== Prompt ==
Say how many lines of these entries include the word "meanccorr", and answer with the number alone.
— Begin —
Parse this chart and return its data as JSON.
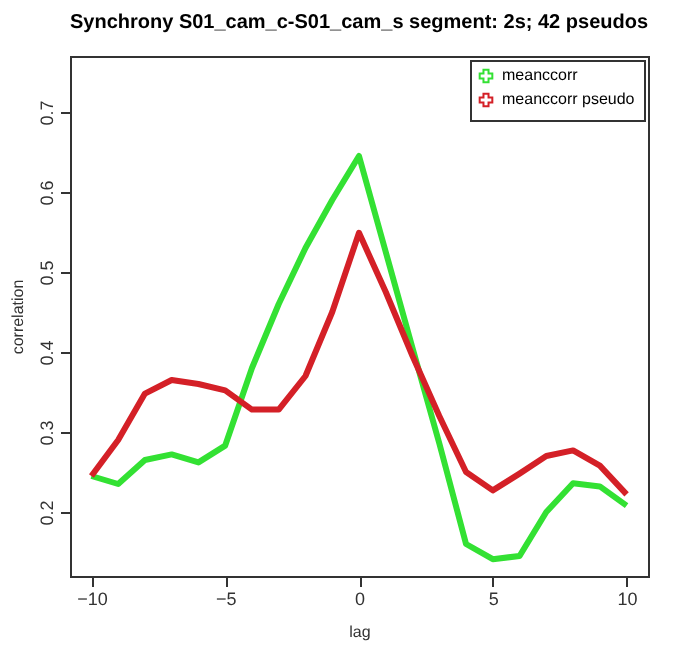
{
  "chart_data": {
    "type": "line",
    "title": "Synchrony S01_cam_c-S01_cam_s segment: 2s; 42 pseudos",
    "xlabel": "lag",
    "ylabel": "correlation",
    "x": [
      -10,
      -9,
      -8,
      -7,
      -6,
      -5,
      -4,
      -3,
      -2,
      -1,
      0,
      1,
      2,
      3,
      4,
      5,
      6,
      7,
      8,
      9,
      10
    ],
    "series": [
      {
        "name": "meanccorr",
        "color": "#33e133",
        "values": [
          0.245,
          0.235,
          0.265,
          0.272,
          0.262,
          0.283,
          0.38,
          0.46,
          0.53,
          0.59,
          0.645,
          0.525,
          0.405,
          0.286,
          0.16,
          0.141,
          0.145,
          0.2,
          0.236,
          0.232,
          0.208
        ]
      },
      {
        "name": "meanccorr pseudo",
        "color": "#d42027",
        "values": [
          0.245,
          0.29,
          0.348,
          0.365,
          0.36,
          0.352,
          0.328,
          0.328,
          0.37,
          0.45,
          0.549,
          0.475,
          0.395,
          0.32,
          0.25,
          0.227,
          0.248,
          0.27,
          0.277,
          0.258,
          0.222
        ]
      }
    ],
    "xlim": [
      -10.8,
      10.8
    ],
    "xticks": [
      -10,
      -5,
      0,
      5,
      10
    ],
    "ylim": [
      0.12,
      0.77
    ],
    "yticks": [
      0.2,
      0.3,
      0.4,
      0.5,
      0.6,
      0.7
    ],
    "legend": "top right",
    "grid": false,
    "marker": "none",
    "line_style": "solid"
  }
}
— End —
== Finished answer ==
2